WHAT TO WORK ON.
From the listing below, pull out the lines that hold "water".

WORKING DATA.
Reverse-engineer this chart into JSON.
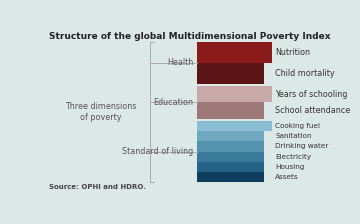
{
  "title": "Structure of the global Multidimensional Poverty Index",
  "source": "Source: OPHI and HDRO.",
  "background_color": "#dce8e6",
  "colors": {
    "Nutrition": "#8b1a1a",
    "Child mortality": "#5c1515",
    "Years of schooling": "#c8a8a8",
    "School attendance": "#9e7878",
    "Cooking fuel": "#89bdd3",
    "Sanitation": "#6fa8c0",
    "Drinking water": "#5592ae",
    "Electricity": "#3a7a9b",
    "Housing": "#256388",
    "Assets": "#0f3d5e"
  },
  "indicators_health": [
    "Nutrition",
    "Child mortality"
  ],
  "indicators_edu": [
    "Years of schooling",
    "School attendance"
  ],
  "indicators_std": [
    "Cooking fuel",
    "Sanitation",
    "Drinking water",
    "Electricity",
    "Housing",
    "Assets"
  ],
  "dimension_label": "Three dimensions\nof poverty",
  "dim_labels": [
    "Health",
    "Education",
    "Standard of living"
  ],
  "title_fontsize": 6.5,
  "source_fontsize": 5.0,
  "label_fontsize": 5.8,
  "dim_fontsize": 5.8,
  "indicator_fontsize_large": 5.8,
  "indicator_fontsize_small": 5.2
}
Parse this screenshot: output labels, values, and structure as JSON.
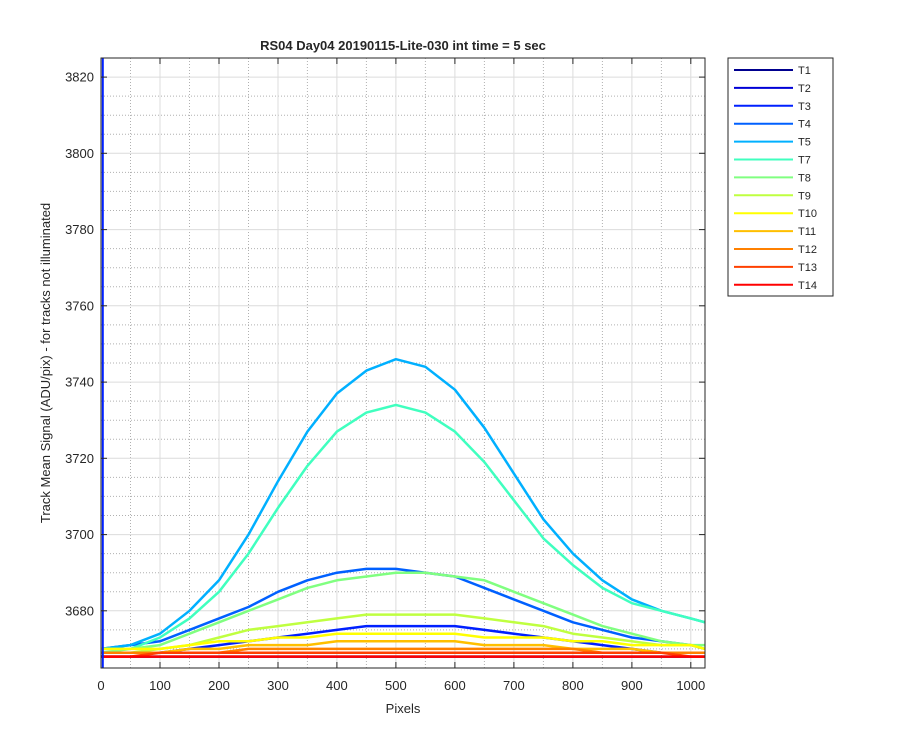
{
  "chart_data": {
    "type": "line",
    "title": "RS04 Day04 20190115-Lite-030 int time = 5 sec",
    "xlabel": "Pixels",
    "ylabel": "Track Mean Signal (ADU/pix) - for tracks not illuminated",
    "xlim": [
      0,
      1024
    ],
    "ylim": [
      3665,
      3825
    ],
    "x_ticks": [
      0,
      100,
      200,
      300,
      400,
      500,
      600,
      700,
      800,
      900,
      1000
    ],
    "y_ticks": [
      3680,
      3700,
      3720,
      3740,
      3760,
      3780,
      3800,
      3820
    ],
    "y_minor_ticks": [
      3670,
      3675,
      3685,
      3690,
      3695,
      3705,
      3710,
      3715,
      3725,
      3730,
      3735,
      3745,
      3750,
      3755,
      3765,
      3770,
      3775,
      3785,
      3790,
      3795,
      3805,
      3810,
      3815
    ],
    "grid": true,
    "minor_grid": true,
    "legend_position": "outside-right",
    "x": [
      0,
      50,
      100,
      150,
      200,
      250,
      300,
      350,
      400,
      450,
      500,
      550,
      600,
      650,
      700,
      750,
      800,
      850,
      900,
      950,
      1000,
      1024
    ],
    "series": [
      {
        "name": "T1",
        "color": "#00008f",
        "values": [
          3668,
          3668,
          3668,
          3668,
          3668,
          3668,
          3668,
          3668,
          3668,
          3668,
          3668,
          3668,
          3668,
          3668,
          3668,
          3668,
          3668,
          3668,
          3668,
          3668,
          3668,
          3668
        ]
      },
      {
        "name": "T2",
        "color": "#0000d6",
        "values": [
          3669,
          3669,
          3669,
          3669,
          3669,
          3669,
          3669,
          3669,
          3669,
          3669,
          3669,
          3669,
          3669,
          3669,
          3669,
          3669,
          3669,
          3669,
          3669,
          3669,
          3669,
          3669
        ]
      },
      {
        "name": "T3",
        "color": "#0020ff",
        "values": [
          3669,
          3669,
          3669,
          3670,
          3671,
          3672,
          3673,
          3674,
          3675,
          3676,
          3676,
          3676,
          3676,
          3675,
          3674,
          3673,
          3672,
          3671,
          3670,
          3669,
          3669,
          3669
        ]
      },
      {
        "name": "T4",
        "color": "#0060ff",
        "values": [
          3670,
          3671,
          3672,
          3675,
          3678,
          3681,
          3685,
          3688,
          3690,
          3691,
          3691,
          3690,
          3689,
          3686,
          3683,
          3680,
          3677,
          3675,
          3673,
          3672,
          3671,
          3670
        ]
      },
      {
        "name": "T5",
        "color": "#00b0ff",
        "values": [
          3670,
          3671,
          3674,
          3680,
          3688,
          3700,
          3714,
          3727,
          3737,
          3743,
          3746,
          3744,
          3738,
          3728,
          3716,
          3704,
          3695,
          3688,
          3683,
          3680,
          3678,
          3677
        ]
      },
      {
        "name": "T7",
        "color": "#40ffbf",
        "values": [
          3670,
          3670,
          3673,
          3678,
          3685,
          3695,
          3707,
          3718,
          3727,
          3732,
          3734,
          3732,
          3727,
          3719,
          3709,
          3699,
          3692,
          3686,
          3682,
          3680,
          3678,
          3677
        ]
      },
      {
        "name": "T8",
        "color": "#80ff80",
        "values": [
          3669,
          3670,
          3671,
          3674,
          3677,
          3680,
          3683,
          3686,
          3688,
          3689,
          3690,
          3690,
          3689,
          3688,
          3685,
          3682,
          3679,
          3676,
          3674,
          3672,
          3671,
          3671
        ]
      },
      {
        "name": "T9",
        "color": "#bfff40",
        "values": [
          3669,
          3669,
          3670,
          3671,
          3673,
          3675,
          3676,
          3677,
          3678,
          3679,
          3679,
          3679,
          3679,
          3678,
          3677,
          3676,
          3674,
          3673,
          3672,
          3671,
          3671,
          3670
        ]
      },
      {
        "name": "T10",
        "color": "#ffff00",
        "values": [
          3670,
          3670,
          3670,
          3671,
          3672,
          3672,
          3673,
          3673,
          3674,
          3674,
          3674,
          3674,
          3674,
          3673,
          3673,
          3673,
          3672,
          3672,
          3671,
          3671,
          3671,
          3670
        ]
      },
      {
        "name": "T11",
        "color": "#ffbf00",
        "values": [
          3669,
          3669,
          3669,
          3670,
          3670,
          3671,
          3671,
          3671,
          3672,
          3672,
          3672,
          3672,
          3672,
          3671,
          3671,
          3671,
          3670,
          3670,
          3670,
          3669,
          3669,
          3669
        ]
      },
      {
        "name": "T12",
        "color": "#ff8000",
        "values": [
          3669,
          3669,
          3669,
          3669,
          3669,
          3670,
          3670,
          3670,
          3670,
          3670,
          3670,
          3670,
          3670,
          3670,
          3670,
          3670,
          3670,
          3669,
          3669,
          3669,
          3669,
          3669
        ]
      },
      {
        "name": "T13",
        "color": "#ff4000",
        "values": [
          3668,
          3668,
          3669,
          3669,
          3669,
          3669,
          3669,
          3669,
          3669,
          3669,
          3669,
          3669,
          3669,
          3669,
          3669,
          3669,
          3669,
          3669,
          3669,
          3669,
          3668,
          3668
        ]
      },
      {
        "name": "T14",
        "color": "#ff0000",
        "values": [
          3668,
          3668,
          3668,
          3668,
          3668,
          3668,
          3668,
          3668,
          3668,
          3668,
          3668,
          3668,
          3668,
          3668,
          3668,
          3668,
          3668,
          3668,
          3668,
          3668,
          3668,
          3668
        ]
      }
    ],
    "annotations": [
      {
        "series": "T3",
        "description": "vertical spike at the left edge",
        "x": 3,
        "from": 3665,
        "to": 3825
      }
    ]
  }
}
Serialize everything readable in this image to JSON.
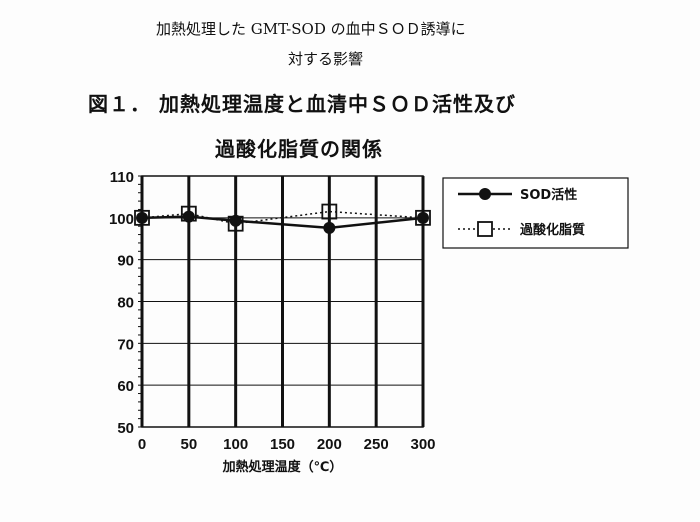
{
  "document": {
    "subtitle_line1": "加熱処理した GMT-SOD の血中ＳＯＤ誘導に",
    "subtitle_line2": "対する影響"
  },
  "chart_data": {
    "type": "line",
    "title_line1": "図１． 加熱処理温度と血清中ＳＯＤ活性及び",
    "title_line2": "過酸化脂質の関係",
    "xlabel": "加熱処理温度（℃）",
    "ylabel": "",
    "xlim": [
      0,
      300
    ],
    "ylim": [
      50,
      110
    ],
    "xticks": [
      0,
      50,
      100,
      150,
      200,
      250,
      300
    ],
    "yticks": [
      50,
      60,
      70,
      80,
      90,
      100,
      110
    ],
    "grid": true,
    "legend_position": "right",
    "series": [
      {
        "name": "SOD活性",
        "marker": "filled-circle",
        "line": "solid",
        "x": [
          0,
          50,
          100,
          200,
          300
        ],
        "y": [
          100,
          100.3,
          99.3,
          97.6,
          100
        ]
      },
      {
        "name": "過酸化脂質",
        "marker": "open-square",
        "line": "dotted",
        "x": [
          0,
          50,
          100,
          200,
          300
        ],
        "y": [
          100,
          101,
          98.6,
          101.5,
          100
        ]
      }
    ],
    "colors": {
      "ink": "#111111"
    }
  }
}
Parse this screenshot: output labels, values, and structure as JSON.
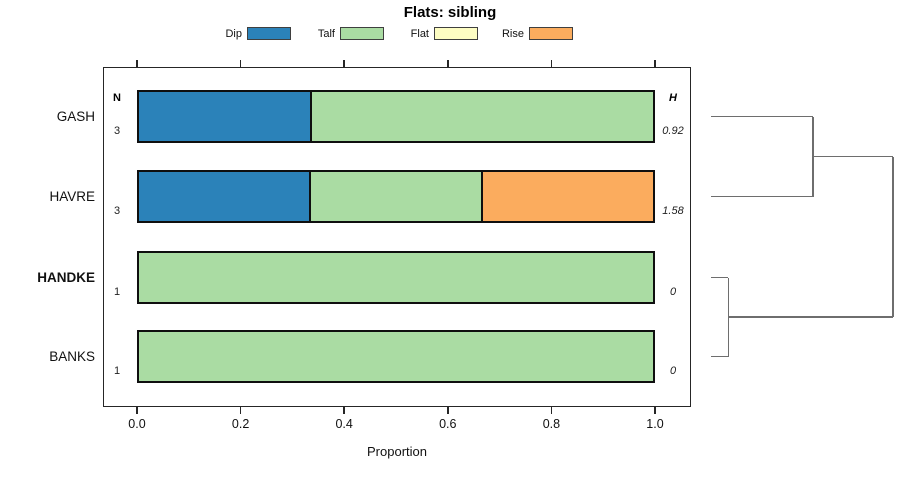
{
  "title": "Flats: sibling",
  "legend": {
    "position": "top",
    "items": [
      {
        "label": "Dip",
        "color": "#2B82B9"
      },
      {
        "label": "Talf",
        "color": "#AADCA3"
      },
      {
        "label": "Flat",
        "color": "#FDFDC3"
      },
      {
        "label": "Rise",
        "color": "#FBAC5E"
      }
    ]
  },
  "chart_data": {
    "type": "bar",
    "orientation": "horizontal-stacked",
    "title": "Flats: sibling",
    "xlabel": "Proportion",
    "xlim": [
      0,
      1
    ],
    "xticks": [
      0.0,
      0.2,
      0.4,
      0.6,
      0.8,
      1.0
    ],
    "xtick_labels": [
      "0.0",
      "0.2",
      "0.4",
      "0.6",
      "0.8",
      "1.0"
    ],
    "grid": false,
    "categories": [
      "GASH",
      "HAVRE",
      "HANDKE",
      "BANKS"
    ],
    "emphasized_category": "HANDKE",
    "series": [
      {
        "name": "Dip",
        "color": "#2B82B9",
        "values": [
          0.333,
          0.333,
          0,
          0
        ]
      },
      {
        "name": "Talf",
        "color": "#AADCA3",
        "values": [
          0.667,
          0.334,
          1.0,
          1.0
        ]
      },
      {
        "name": "Flat",
        "color": "#FDFDC3",
        "values": [
          0,
          0,
          0,
          0
        ]
      },
      {
        "name": "Rise",
        "color": "#FBAC5E",
        "values": [
          0,
          0.333,
          0,
          0
        ]
      }
    ],
    "n_header": "N",
    "n_values": [
      "3",
      "3",
      "1",
      "1"
    ],
    "h_header": "H",
    "h_values": [
      "0.92",
      "1.58",
      "0",
      "0"
    ],
    "dendrogram": {
      "side": "right",
      "line_color": "#6e6e6e",
      "merges": [
        {
          "members": [
            "HANDKE",
            "BANKS"
          ],
          "relative_height": 0.095
        },
        {
          "members": [
            "GASH",
            "HAVRE"
          ],
          "relative_height": 0.56
        },
        {
          "members": [
            "GASH+HAVRE",
            "HANDKE+BANKS"
          ],
          "relative_height": 1.0
        }
      ]
    }
  }
}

CORRECT RESPONSE.
    "Drinking water": "#5592ae",
    "Drinking water",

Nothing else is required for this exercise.